* _Written instruction_
Skip the pictures. Repeat everything else in the records word for word.

(Collection entries)
****************************************

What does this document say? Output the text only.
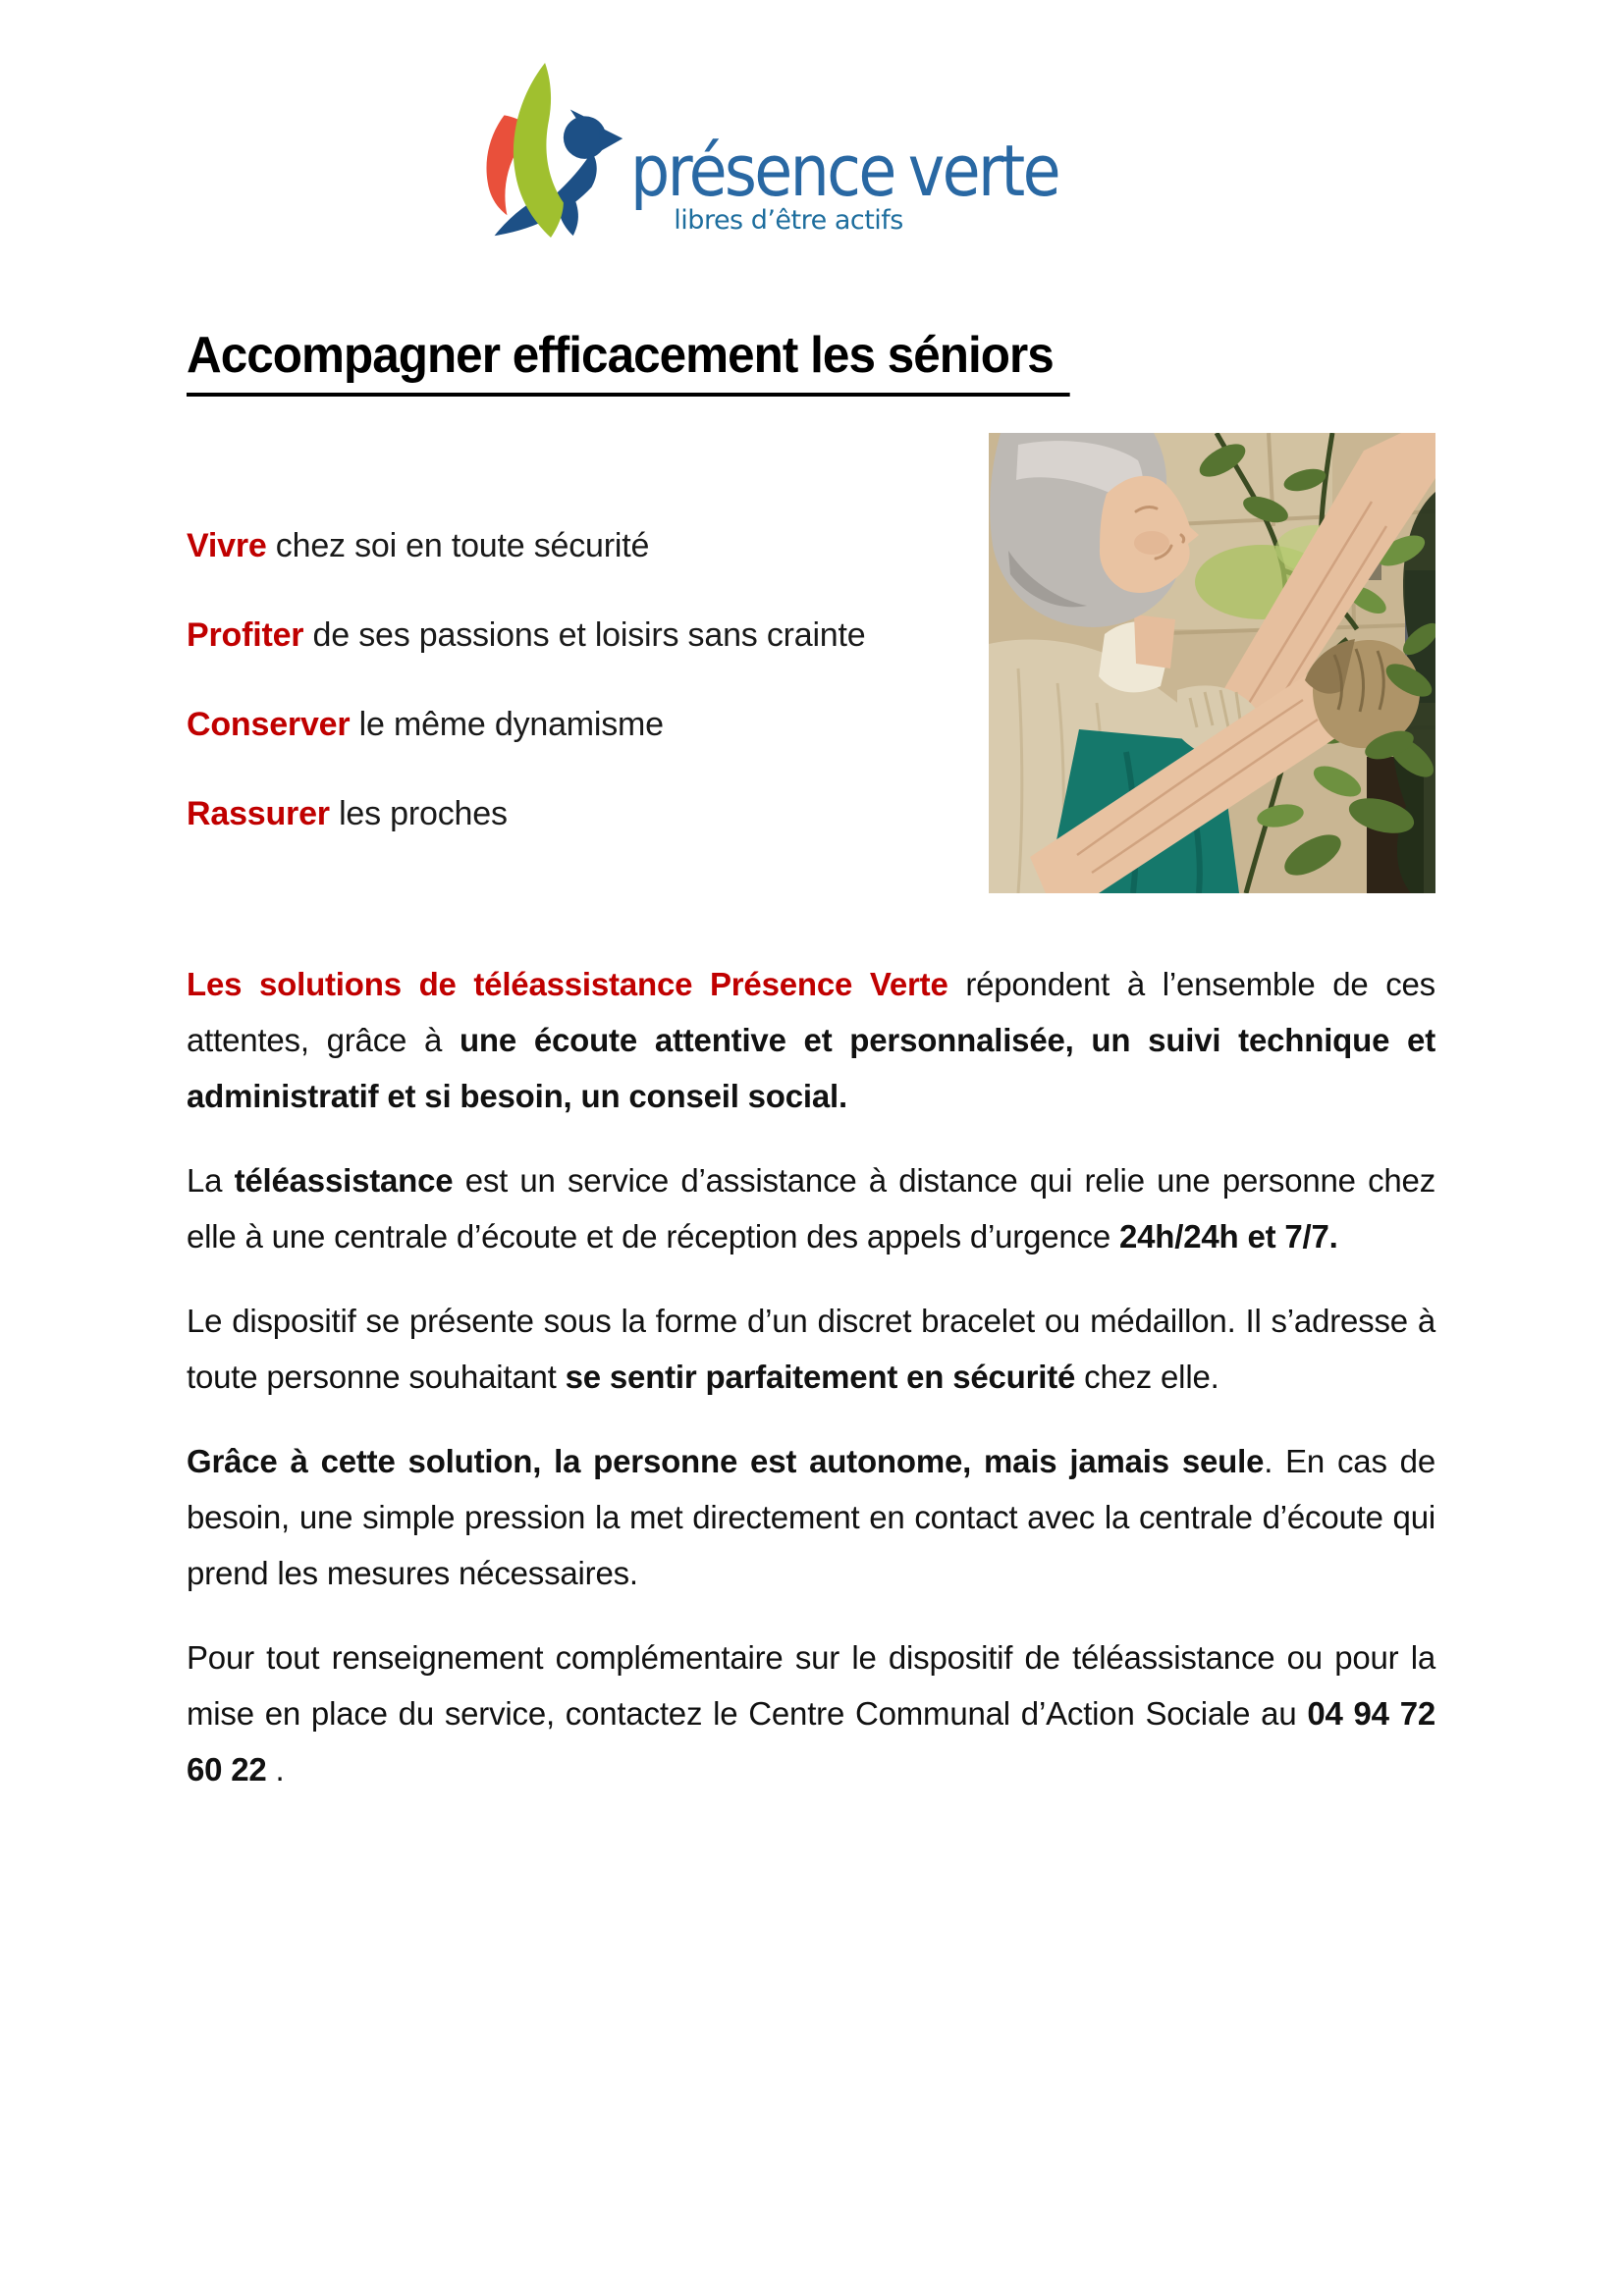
présence verte
libres d’être actifs
Accompagner efficacement les séniors
Vivre chez soi en toute sécurité
Profiter de ses passions et loisirs sans crainte
Conserver le même dynamisme
Rassurer les proches

Les solutions de téléassistance Présence Verte répondent à l’ensemble de ces attentes, grâce à une écoute attentive et personnalisée, un suivi technique et administratif et si besoin, un conseil social.

La téléassistance est un service d’assistance à distance qui relie une personne chez elle à une centrale d’écoute et de réception des appels d’urgence 24h/24h et 7/7.

Le dispositif se présente sous la forme d’un discret bracelet ou médaillon. Il s’adresse à toute personne souhaitant se sentir parfaitement en sécurité chez elle.

Grâce à cette solution, la personne est autonome, mais jamais seule. En cas de besoin, une simple pression la met directement en contact avec la centrale d’écoute qui prend les mesures nécessaires.

Pour tout renseignement complémentaire sur le dispositif de téléassistance ou pour la mise en place du service, contactez le Centre Communal d’Action Sociale au 04 94 72 60 22 .
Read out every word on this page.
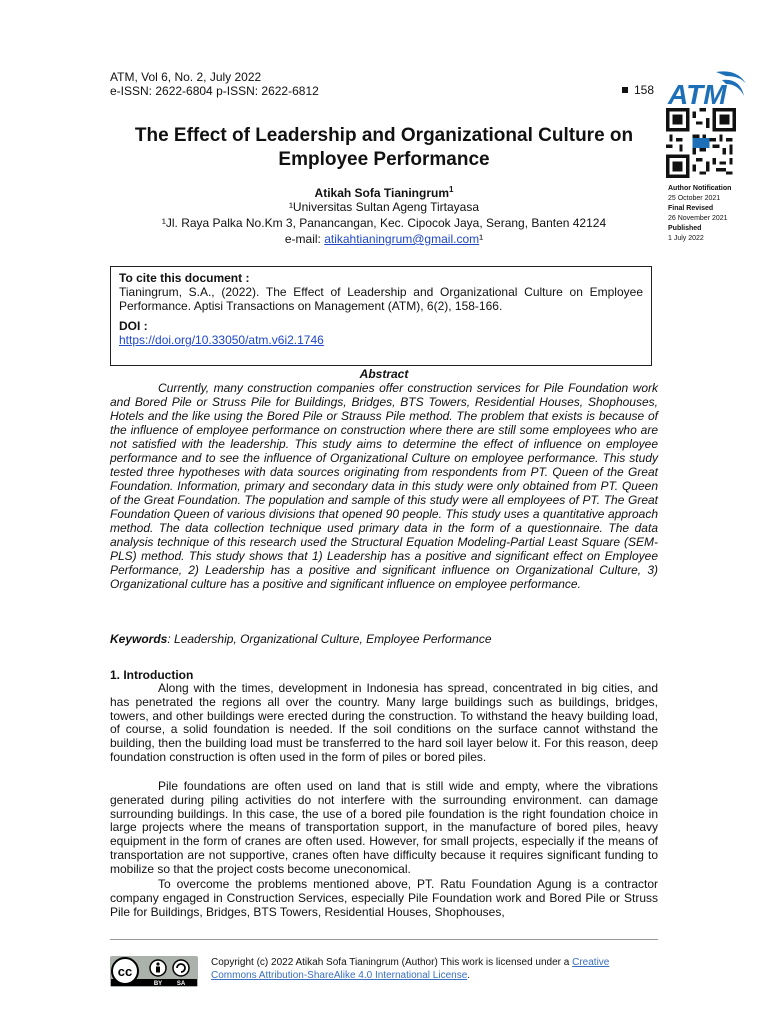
ATM, Vol 6, No. 2, July 2022
e-ISSN: 2622-6804 p-ISSN: 2622-6812	158 ATM
Author Notification
25 October 2021
Final Revised
26 November 2021
Published
1 July 2022
The Effect of Leadership and Organizational Culture on
Employee Performance
Atikah Sofa Tianingrum$^1$
¹Universitas Sultan Ageng Tirtayasa
¹Jl. Raya Palka No.Km 3, Panancangan, Kec. Cipocok Jaya, Serang, Banten 42124
e-mail: atikahtianingrum@gmail.com¹
To cite this document :
Tianingrum, S.A., (2022). The Effect of Leadership and Organizational Culture on Employee Performance. Aptisi Transactions on Management (ATM), 6(2), 158-166.
DOI :
https://doi.org/10.33050/atm.v6i2.1746
Abstract
Currently, many construction companies offer construction services for Pile Foundation work and Bored Pile or Struss Pile for Buildings, Bridges, BTS Towers, Residential Houses, Shophouses, Hotels and the like using the Bored Pile or Strauss Pile method. The problem that exists is because of the influence of employee performance on construction where there are still some employees who are not satisfied with the leadership. This study aims to determine the effect of influence on employee performance and to see the influence of Organizational Culture on employee performance. This study tested three hypotheses with data sources originating from respondents from PT. Queen of the Great Foundation. Information, primary and secondary data in this study were only obtained from PT. Queen of the Great Foundation. The population and sample of this study were all employees of PT. The Great Foundation Queen of various divisions that opened 90 people. This study uses a quantitative approach method. The data collection technique used primary data in the form of a questionnaire. The data analysis technique of this research used the Structural Equation Modeling-Partial Least Square (SEM-PLS) method. This study shows that 1) Leadership has a positive and significant effect on Employee Performance, 2) Leadership has a positive and significant influence on Organizational Culture, 3) Organizational culture has a positive and significant influence on employee performance.
Keywords: Leadership, Organizational Culture, Employee Performance
1. Introduction
Along with the times, development in Indonesia has spread, concentrated in big cities, and has penetrated the regions all over the country. Many large buildings such as buildings, bridges, towers, and other buildings were erected during the construction. To withstand the heavy building load, of course, a solid foundation is needed. If the soil conditions on the surface cannot withstand the building, then the building load must be transferred to the hard soil layer below it. For this reason, deep foundation construction is often used in the form of piles or bored piles.
Pile foundations are often used on land that is still wide and empty, where the vibrations generated during piling activities do not interfere with the surrounding environment. can damage surrounding buildings. In this case, the use of a bored pile foundation is the right foundation choice in large projects where the means of transportation support, in the manufacture of bored piles, heavy equipment in the form of cranes are often used. However, for small projects, especially if the means of transportation are not supportive, cranes often have difficulty because it requires significant funding to mobilize so that the project costs become uneconomical.
To overcome the problems mentioned above, PT. Ratu Foundation Agung is a contractor company engaged in Construction Services, especially Pile Foundation work and Bored Pile or Struss Pile for Buildings, Bridges, BTS Towers, Residential Houses, Shophouses,
cc
BY SA
Copyright (c) 2022 Atikah Sofa Tianingrum (Author) This work is licensed under a Creative Commons Attribution-ShareAlike 4.0 International License.
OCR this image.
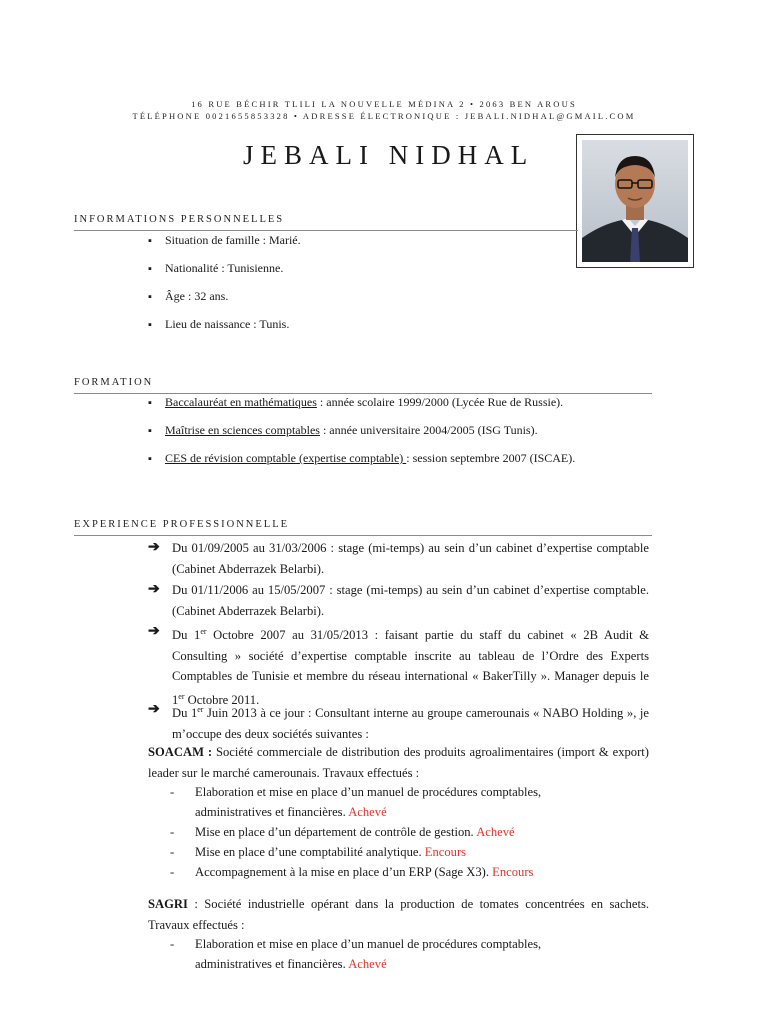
16 RUE BÉCHIR TLILI LA NOUVELLE MÉDINA 2 • 2063 BEN AROUS
TÉLÉPHONE 0021655853328 • ADRESSE ÉLECTRONIQUE : JEBALI.NIDHAL@GMAIL.COM
JEBALI NIDHAL
INFORMATIONS PERSONNELLES
▪ Situation de famille : Marié.
▪ Nationalité : Tunisienne.
▪ Âge : 32 ans.
▪ Lieu de naissance : Tunis.
FORMATION
▪ Baccalauréat en mathématiques : année scolaire 1999/2000 (Lycée Rue de Russie).
▪ Maîtrise en sciences comptables : année universitaire 2004/2005 (ISG Tunis).
▪ CES de révision comptable (expertise comptable) : session septembre 2007 (ISCAE).
EXPERIENCE PROFESSIONNELLE
➔ Du 01/09/2005 au 31/03/2006 : stage (mi-temps) au sein d’un cabinet d’expertise comptable (Cabinet Abderrazek Belarbi).
➔ Du 01/11/2006 au 15/05/2007 : stage (mi-temps) au sein d’un cabinet d’expertise comptable. (Cabinet Abderrazek Belarbi).
➔ Du 1er Octobre 2007 au 31/05/2013 : faisant partie du staff du cabinet « 2B Audit & Consulting » société d’expertise comptable inscrite au tableau de l’Ordre des Experts Comptables de Tunisie et membre du réseau international « BakerTilly ». Manager depuis le 1er Octobre 2011.
➔ Du 1er Juin 2013 à ce jour : Consultant interne au groupe camerounais « NABO Holding », je m’occupe des deux sociétés suivantes :
SOACAM : Société commerciale de distribution des produits agroalimentaires (import & export) leader sur le marché camerounais. Travaux effectués :
- Elaboration et mise en place d’un manuel de procédures comptables, administratives et financières. Achevé
- Mise en place d’un département de contrôle de gestion. Achevé
- Mise en place d’une comptabilité analytique. Encours
- Accompagnement à la mise en place d’un ERP (Sage X3). Encours
SAGRI : Société industrielle opérant dans la production de tomates concentrées en sachets. Travaux effectués :
- Elaboration et mise en place d’un manuel de procédures comptables, administratives et financières. Achevé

****************************************

* _Full response_
What does this document say? Output the text only.
présence verte
libres d’être actifs
Accompagner efficacement les séniors
Vivre chez soi en toute sécurité
Profiter de ses passions et loisirs sans crainte
Conserver le même dynamisme
Rassurer les proches

Les solutions de téléassistance Présence Verte répondent à l’ensemble de ces attentes, grâce à une écoute attentive et personnalisée, un suivi technique et administratif et si besoin, un conseil social.

La téléassistance est un service d’assistance à distance qui relie une personne chez elle à une centrale d’écoute et de réception des appels d’urgence 24h/24h et 7/7.

Le dispositif se présente sous la forme d’un discret bracelet ou médaillon. Il s’adresse à toute personne souhaitant se sentir parfaitement en sécurité chez elle.

Grâce à cette solution, la personne est autonome, mais jamais seule. En cas de besoin, une simple pression la met directement en contact avec la centrale d’écoute qui prend les mesures nécessaires.

Pour tout renseignement complémentaire sur le dispositif de téléassistance ou pour la mise en place du service, contactez le Centre Communal d’Action Sociale au 04 94 72 60 22 .
Read out every word on this page.
ATM, Vol 6, No. 2, July 2022
e-ISSN: 2622-6804 p-ISSN: 2622-6812	158 ATM
Author Notification
25 October 2021
Final Revised
26 November 2021
Published
1 July 2022
The Effect of Leadership and Organizational Culture on
Employee Performance
Atikah Sofa Tianingrum$^1$
¹Universitas Sultan Ageng Tirtayasa
¹Jl. Raya Palka No.Km 3, Panancangan, Kec. Cipocok Jaya, Serang, Banten 42124
e-mail: atikahtianingrum@gmail.com¹
To cite this document :
Tianingrum, S.A., (2022). The Effect of Leadership and Organizational Culture on Employee Performance. Aptisi Transactions on Management (ATM), 6(2), 158-166.
DOI :
https://doi.org/10.33050/atm.v6i2.1746
Abstract
Currently, many construction companies offer construction services for Pile Foundation work and Bored Pile or Struss Pile for Buildings, Bridges, BTS Towers, Residential Houses, Shophouses, Hotels and the like using the Bored Pile or Strauss Pile method. The problem that exists is because of the influence of employee performance on construction where there are still some employees who are not satisfied with the leadership. This study aims to determine the effect of influence on employee performance and to see the influence of Organizational Culture on employee performance. This study tested three hypotheses with data sources originating from respondents from PT. Queen of the Great Foundation. Information, primary and secondary data in this study were only obtained from PT. Queen of the Great Foundation. The population and sample of this study were all employees of PT. The Great Foundation Queen of various divisions that opened 90 people. This study uses a quantitative approach method. The data collection technique used primary data in the form of a questionnaire. The data analysis technique of this research used the Structural Equation Modeling-Partial Least Square (SEM-PLS) method. This study shows that 1) Leadership has a positive and significant effect on Employee Performance, 2) Leadership has a positive and significant influence on Organizational Culture, 3) Organizational culture has a positive and significant influence on employee performance.
Keywords: Leadership, Organizational Culture, Employee Performance
1. Introduction
Along with the times, development in Indonesia has spread, concentrated in big cities, and has penetrated the regions all over the country. Many large buildings such as buildings, bridges, towers, and other buildings were erected during the construction. To withstand the heavy building load, of course, a solid foundation is needed. If the soil conditions on the surface cannot withstand the building, then the building load must be transferred to the hard soil layer below it. For this reason, deep foundation construction is often used in the form of piles or bored piles.
Pile foundations are often used on land that is still wide and empty, where the vibrations generated during piling activities do not interfere with the surrounding environment. can damage surrounding buildings. In this case, the use of a bored pile foundation is the right foundation choice in large projects where the means of transportation support, in the manufacture of bored piles, heavy equipment in the form of cranes are often used. However, for small projects, especially if the means of transportation are not supportive, cranes often have difficulty because it requires significant funding to mobilize so that the project costs become uneconomical.
To overcome the problems mentioned above, PT. Ratu Foundation Agung is a contractor company engaged in Construction Services, especially Pile Foundation work and Bored Pile or Struss Pile for Buildings, Bridges, BTS Towers, Residential Houses, Shophouses,
cc
BY SA
Copyright (c) 2022 Atikah Sofa Tianingrum (Author) This work is licensed under a Creative Commons Attribution-ShareAlike 4.0 International License.
OCR this image.
16 RUE BÉCHIR TLILI LA NOUVELLE MÉDINA 2 • 2063 BEN AROUS
TÉLÉPHONE 0021655853328 • ADRESSE ÉLECTRONIQUE : JEBALI.NIDHAL@GMAIL.COM
JEBALI NIDHAL
INFORMATIONS PERSONNELLES
▪ Situation de famille : Marié.
▪ Nationalité : Tunisienne.
▪ Âge : 32 ans.
▪ Lieu de naissance : Tunis.
FORMATION
▪ Baccalauréat en mathématiques : année scolaire 1999/2000 (Lycée Rue de Russie).
▪ Maîtrise en sciences comptables : année universitaire 2004/2005 (ISG Tunis).
▪ CES de révision comptable (expertise comptable) : session septembre 2007 (ISCAE).
EXPERIENCE PROFESSIONNELLE
➔ Du 01/09/2005 au 31/03/2006 : stage (mi-temps) au sein d’un cabinet d’expertise comptable (Cabinet Abderrazek Belarbi).
➔ Du 01/11/2006 au 15/05/2007 : stage (mi-temps) au sein d’un cabinet d’expertise comptable. (Cabinet Abderrazek Belarbi).
➔ Du 1er Octobre 2007 au 31/05/2013 : faisant partie du staff du cabinet « 2B Audit & Consulting » société d’expertise comptable inscrite au tableau de l’Ordre des Experts Comptables de Tunisie et membre du réseau international « BakerTilly ». Manager depuis le 1er Octobre 2011.
➔ Du 1er Juin 2013 à ce jour : Consultant interne au groupe camerounais « NABO Holding », je m’occupe des deux sociétés suivantes :
SOACAM : Société commerciale de distribution des produits agroalimentaires (import & export) leader sur le marché camerounais. Travaux effectués :
- Elaboration et mise en place d’un manuel de procédures comptables, administratives et financières. Achevé
- Mise en place d’un département de contrôle de gestion. Achevé
- Mise en place d’une comptabilité analytique. Encours
- Accompagnement à la mise en place d’un ERP (Sage X3). Encours
SAGRI : Société industrielle opérant dans la production de tomates concentrées en sachets. Travaux effectués :
- Elaboration et mise en place d’un manuel de procédures comptables, administratives et financières. Achevé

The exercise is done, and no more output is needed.